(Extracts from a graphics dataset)

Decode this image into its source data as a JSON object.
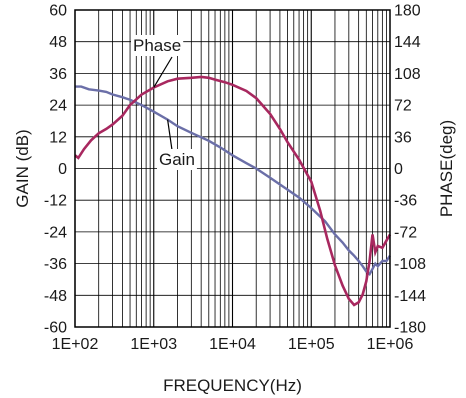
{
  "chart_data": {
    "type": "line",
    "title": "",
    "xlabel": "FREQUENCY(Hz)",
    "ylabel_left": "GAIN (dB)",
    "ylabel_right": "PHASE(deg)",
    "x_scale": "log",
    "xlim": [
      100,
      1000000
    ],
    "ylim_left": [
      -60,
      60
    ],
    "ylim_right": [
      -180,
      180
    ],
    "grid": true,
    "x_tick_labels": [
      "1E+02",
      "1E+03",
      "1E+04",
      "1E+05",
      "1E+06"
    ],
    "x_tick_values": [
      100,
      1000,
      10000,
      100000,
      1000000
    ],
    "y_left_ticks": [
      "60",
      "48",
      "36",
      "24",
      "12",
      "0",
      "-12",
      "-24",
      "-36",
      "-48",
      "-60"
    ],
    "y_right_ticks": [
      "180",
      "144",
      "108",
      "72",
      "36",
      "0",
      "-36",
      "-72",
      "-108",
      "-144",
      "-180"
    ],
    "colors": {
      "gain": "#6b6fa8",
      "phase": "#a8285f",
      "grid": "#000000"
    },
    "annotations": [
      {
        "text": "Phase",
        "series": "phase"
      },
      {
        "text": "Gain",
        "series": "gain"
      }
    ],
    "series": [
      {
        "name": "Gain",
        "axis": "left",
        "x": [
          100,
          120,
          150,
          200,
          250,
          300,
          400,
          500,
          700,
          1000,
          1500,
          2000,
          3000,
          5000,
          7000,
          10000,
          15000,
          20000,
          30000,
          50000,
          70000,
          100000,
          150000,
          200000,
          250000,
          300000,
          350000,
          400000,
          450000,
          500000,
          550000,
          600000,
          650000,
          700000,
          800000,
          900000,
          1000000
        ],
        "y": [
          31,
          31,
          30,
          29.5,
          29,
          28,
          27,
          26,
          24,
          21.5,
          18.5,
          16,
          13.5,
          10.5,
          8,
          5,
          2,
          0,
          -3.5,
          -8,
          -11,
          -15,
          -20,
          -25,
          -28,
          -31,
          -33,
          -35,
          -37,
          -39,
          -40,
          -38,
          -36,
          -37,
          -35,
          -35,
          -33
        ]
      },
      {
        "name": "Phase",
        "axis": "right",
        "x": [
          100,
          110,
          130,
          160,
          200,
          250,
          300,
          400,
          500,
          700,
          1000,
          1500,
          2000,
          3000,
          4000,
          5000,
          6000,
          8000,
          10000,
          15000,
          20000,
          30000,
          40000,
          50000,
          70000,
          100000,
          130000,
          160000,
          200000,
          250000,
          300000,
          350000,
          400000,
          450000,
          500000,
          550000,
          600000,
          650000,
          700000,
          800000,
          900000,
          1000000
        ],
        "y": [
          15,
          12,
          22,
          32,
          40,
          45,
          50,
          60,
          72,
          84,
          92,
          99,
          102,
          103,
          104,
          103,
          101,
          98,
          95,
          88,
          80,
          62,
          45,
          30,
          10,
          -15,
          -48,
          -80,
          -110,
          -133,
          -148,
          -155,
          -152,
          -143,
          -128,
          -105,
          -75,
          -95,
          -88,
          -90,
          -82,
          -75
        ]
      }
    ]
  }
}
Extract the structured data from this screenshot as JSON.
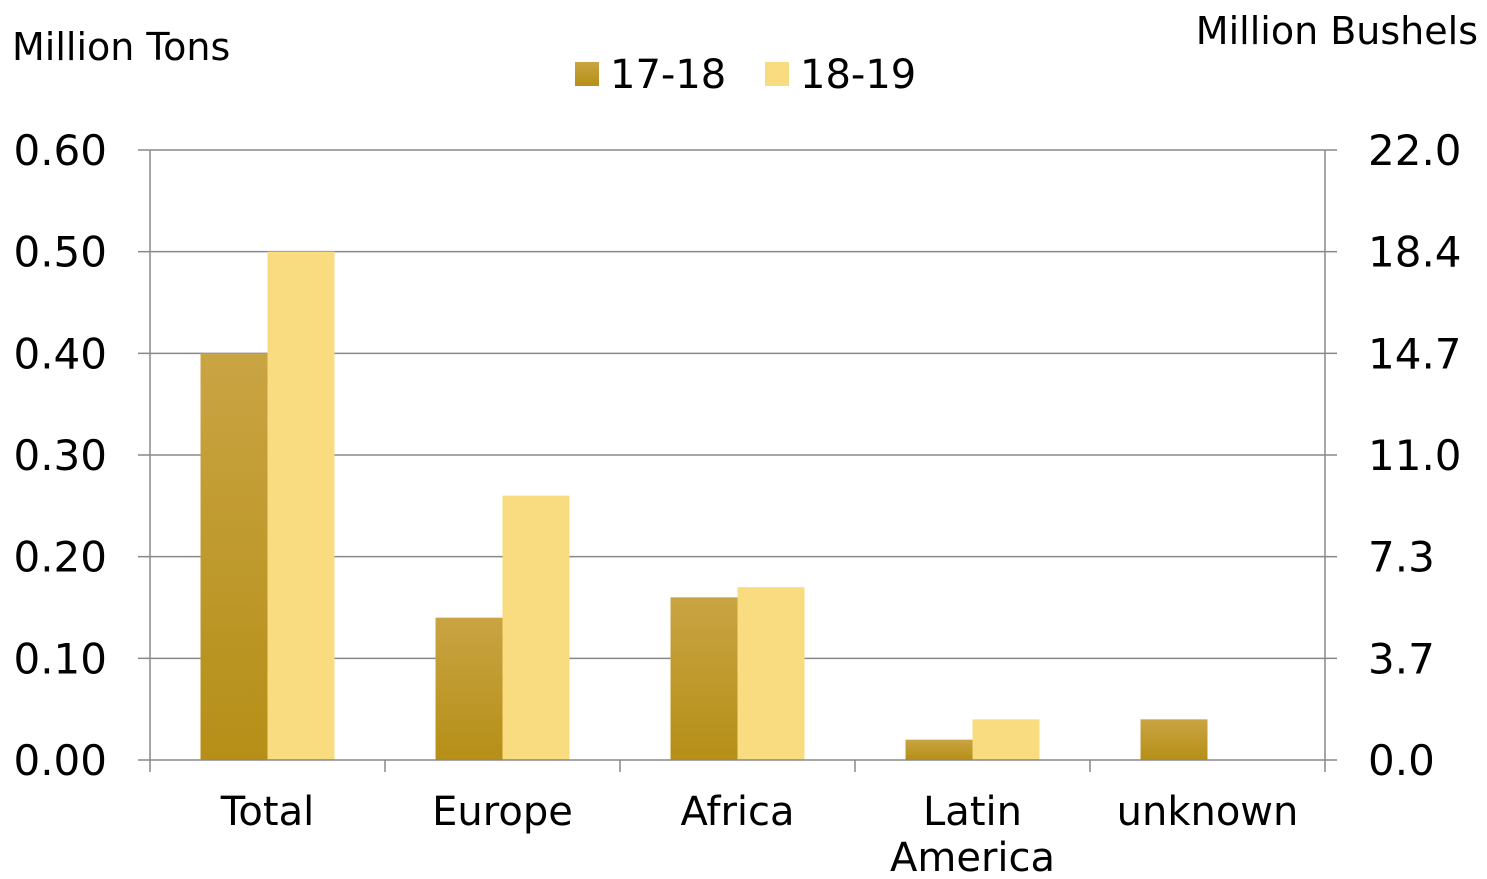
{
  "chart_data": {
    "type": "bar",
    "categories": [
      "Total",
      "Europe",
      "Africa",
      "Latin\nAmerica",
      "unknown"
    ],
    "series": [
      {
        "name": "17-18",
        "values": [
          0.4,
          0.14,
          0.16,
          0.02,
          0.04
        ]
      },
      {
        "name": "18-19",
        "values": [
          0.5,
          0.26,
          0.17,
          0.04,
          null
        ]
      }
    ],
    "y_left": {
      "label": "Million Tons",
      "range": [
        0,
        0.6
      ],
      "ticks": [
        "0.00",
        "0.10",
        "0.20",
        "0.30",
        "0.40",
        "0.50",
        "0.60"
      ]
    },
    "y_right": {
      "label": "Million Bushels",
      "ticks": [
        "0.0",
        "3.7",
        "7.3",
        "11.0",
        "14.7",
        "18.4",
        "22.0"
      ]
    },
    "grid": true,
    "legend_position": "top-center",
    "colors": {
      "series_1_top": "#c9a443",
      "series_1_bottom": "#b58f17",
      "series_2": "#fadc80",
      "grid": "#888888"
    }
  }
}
...
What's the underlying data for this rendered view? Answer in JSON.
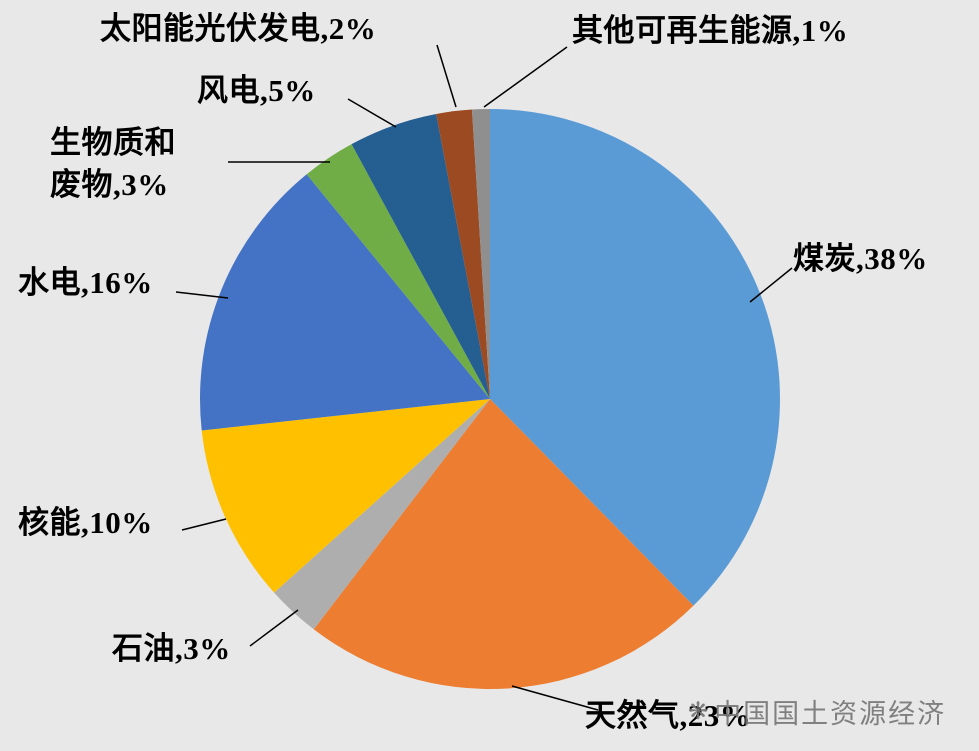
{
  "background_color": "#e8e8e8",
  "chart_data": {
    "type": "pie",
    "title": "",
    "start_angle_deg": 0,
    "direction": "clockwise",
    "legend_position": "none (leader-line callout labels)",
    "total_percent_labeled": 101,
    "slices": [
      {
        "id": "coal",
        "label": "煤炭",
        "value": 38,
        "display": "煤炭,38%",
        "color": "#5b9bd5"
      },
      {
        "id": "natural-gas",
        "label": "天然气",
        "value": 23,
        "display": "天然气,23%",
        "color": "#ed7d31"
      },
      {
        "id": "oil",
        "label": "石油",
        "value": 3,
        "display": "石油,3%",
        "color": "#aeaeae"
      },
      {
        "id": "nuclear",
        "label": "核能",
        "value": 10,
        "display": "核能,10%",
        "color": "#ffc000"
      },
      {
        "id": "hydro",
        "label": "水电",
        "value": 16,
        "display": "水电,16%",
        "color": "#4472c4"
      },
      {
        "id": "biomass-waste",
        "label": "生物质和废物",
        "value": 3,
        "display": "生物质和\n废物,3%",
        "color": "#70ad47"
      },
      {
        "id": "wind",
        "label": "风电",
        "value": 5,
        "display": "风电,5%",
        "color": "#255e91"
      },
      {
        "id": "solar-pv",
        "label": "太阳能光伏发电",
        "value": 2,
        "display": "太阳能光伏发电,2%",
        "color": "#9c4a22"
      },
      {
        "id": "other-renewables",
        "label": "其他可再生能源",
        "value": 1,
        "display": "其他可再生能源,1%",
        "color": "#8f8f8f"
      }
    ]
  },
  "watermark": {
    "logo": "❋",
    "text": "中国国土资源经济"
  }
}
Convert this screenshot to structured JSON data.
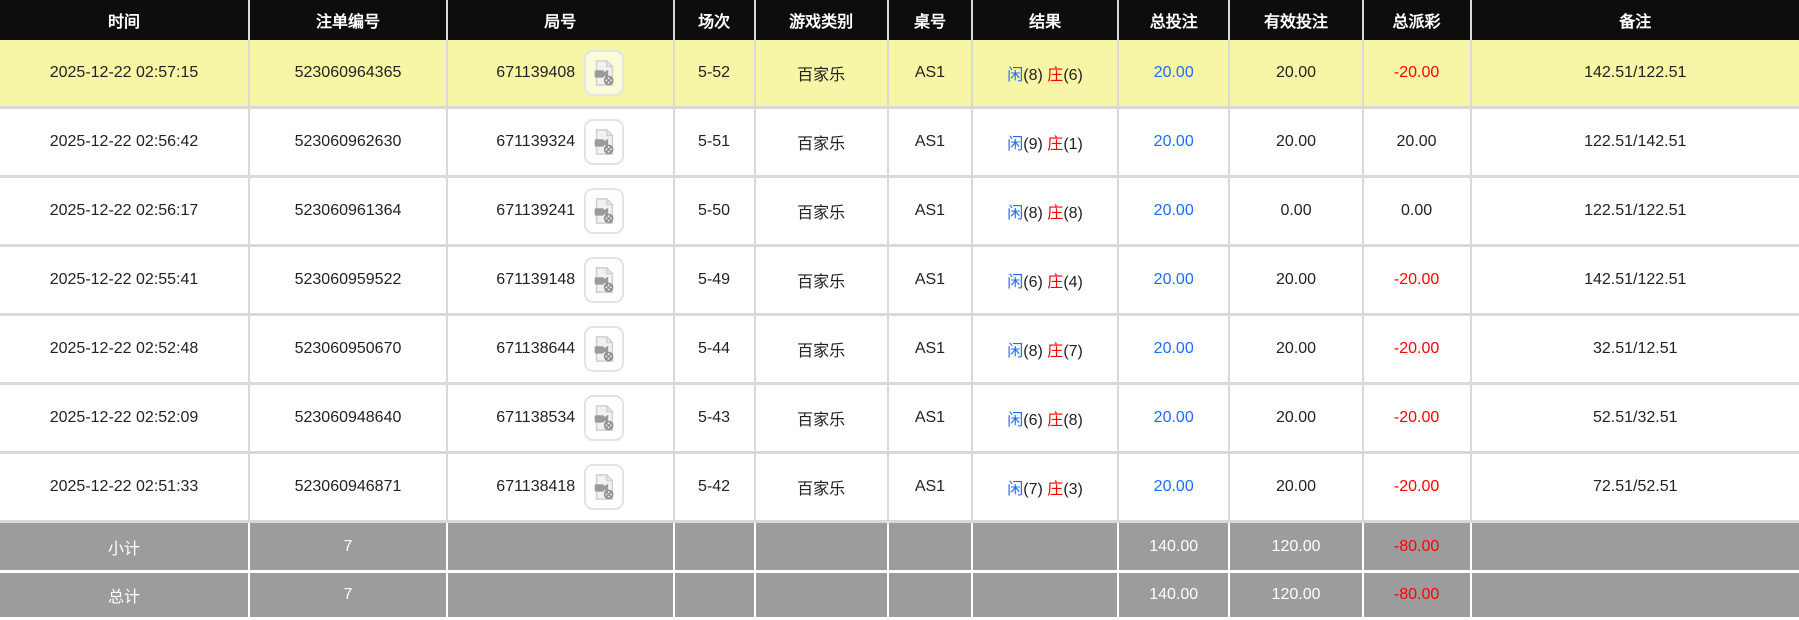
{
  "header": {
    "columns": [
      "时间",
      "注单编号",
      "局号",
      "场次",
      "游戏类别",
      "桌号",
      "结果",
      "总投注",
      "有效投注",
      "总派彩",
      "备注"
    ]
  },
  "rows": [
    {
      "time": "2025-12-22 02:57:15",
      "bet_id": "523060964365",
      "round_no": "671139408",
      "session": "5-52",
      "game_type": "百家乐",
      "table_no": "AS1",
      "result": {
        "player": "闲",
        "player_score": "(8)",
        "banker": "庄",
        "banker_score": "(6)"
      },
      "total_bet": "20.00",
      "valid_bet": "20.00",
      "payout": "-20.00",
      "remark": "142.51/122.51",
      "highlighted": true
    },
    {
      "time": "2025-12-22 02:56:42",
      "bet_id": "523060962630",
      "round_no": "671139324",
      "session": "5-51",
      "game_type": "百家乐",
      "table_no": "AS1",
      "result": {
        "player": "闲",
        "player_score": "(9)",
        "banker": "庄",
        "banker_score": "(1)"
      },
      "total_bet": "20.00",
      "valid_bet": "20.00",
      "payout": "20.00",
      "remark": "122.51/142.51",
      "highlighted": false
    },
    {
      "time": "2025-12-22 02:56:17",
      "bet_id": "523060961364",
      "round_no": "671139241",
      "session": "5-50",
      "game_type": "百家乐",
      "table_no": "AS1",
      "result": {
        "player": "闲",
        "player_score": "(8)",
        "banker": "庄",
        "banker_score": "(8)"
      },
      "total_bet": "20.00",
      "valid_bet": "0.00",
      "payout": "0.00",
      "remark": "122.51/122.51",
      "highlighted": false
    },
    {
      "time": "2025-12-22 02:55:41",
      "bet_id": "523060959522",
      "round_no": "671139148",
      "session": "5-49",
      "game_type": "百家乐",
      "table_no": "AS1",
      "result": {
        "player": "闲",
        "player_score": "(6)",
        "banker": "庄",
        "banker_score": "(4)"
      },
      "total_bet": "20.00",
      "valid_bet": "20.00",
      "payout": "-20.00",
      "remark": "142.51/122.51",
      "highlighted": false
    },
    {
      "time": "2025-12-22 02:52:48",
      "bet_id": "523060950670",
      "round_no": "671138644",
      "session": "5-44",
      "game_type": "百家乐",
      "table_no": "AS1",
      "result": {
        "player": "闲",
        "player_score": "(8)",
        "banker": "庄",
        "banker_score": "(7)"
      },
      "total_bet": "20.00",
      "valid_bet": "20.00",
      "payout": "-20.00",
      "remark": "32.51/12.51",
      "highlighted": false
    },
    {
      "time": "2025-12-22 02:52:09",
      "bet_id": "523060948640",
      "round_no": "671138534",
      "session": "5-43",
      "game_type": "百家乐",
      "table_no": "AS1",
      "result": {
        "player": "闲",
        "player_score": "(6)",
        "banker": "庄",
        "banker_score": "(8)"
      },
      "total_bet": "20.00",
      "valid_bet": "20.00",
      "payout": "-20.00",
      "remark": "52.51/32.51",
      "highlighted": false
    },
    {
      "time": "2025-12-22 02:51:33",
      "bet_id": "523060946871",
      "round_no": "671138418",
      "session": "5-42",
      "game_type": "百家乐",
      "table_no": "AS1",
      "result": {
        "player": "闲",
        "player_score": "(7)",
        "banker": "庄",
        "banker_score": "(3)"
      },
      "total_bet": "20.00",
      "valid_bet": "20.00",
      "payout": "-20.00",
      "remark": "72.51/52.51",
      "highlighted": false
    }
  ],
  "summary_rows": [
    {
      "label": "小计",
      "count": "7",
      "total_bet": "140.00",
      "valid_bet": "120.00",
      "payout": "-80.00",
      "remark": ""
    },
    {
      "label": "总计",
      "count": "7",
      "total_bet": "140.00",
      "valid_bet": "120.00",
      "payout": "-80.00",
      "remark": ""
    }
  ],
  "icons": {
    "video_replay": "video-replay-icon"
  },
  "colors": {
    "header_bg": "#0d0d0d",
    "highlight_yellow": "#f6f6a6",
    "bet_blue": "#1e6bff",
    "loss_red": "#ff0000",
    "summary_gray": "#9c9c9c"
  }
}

*INSTRUCTIONS TO FOLLOW*. Scan the listing above for the word "screenshot" and show each line where it is found.

*ANSWER FOR THE TASK*.
Extract the structured data from this screenshot as JSON.
Convert this screenshot to structured JSON data.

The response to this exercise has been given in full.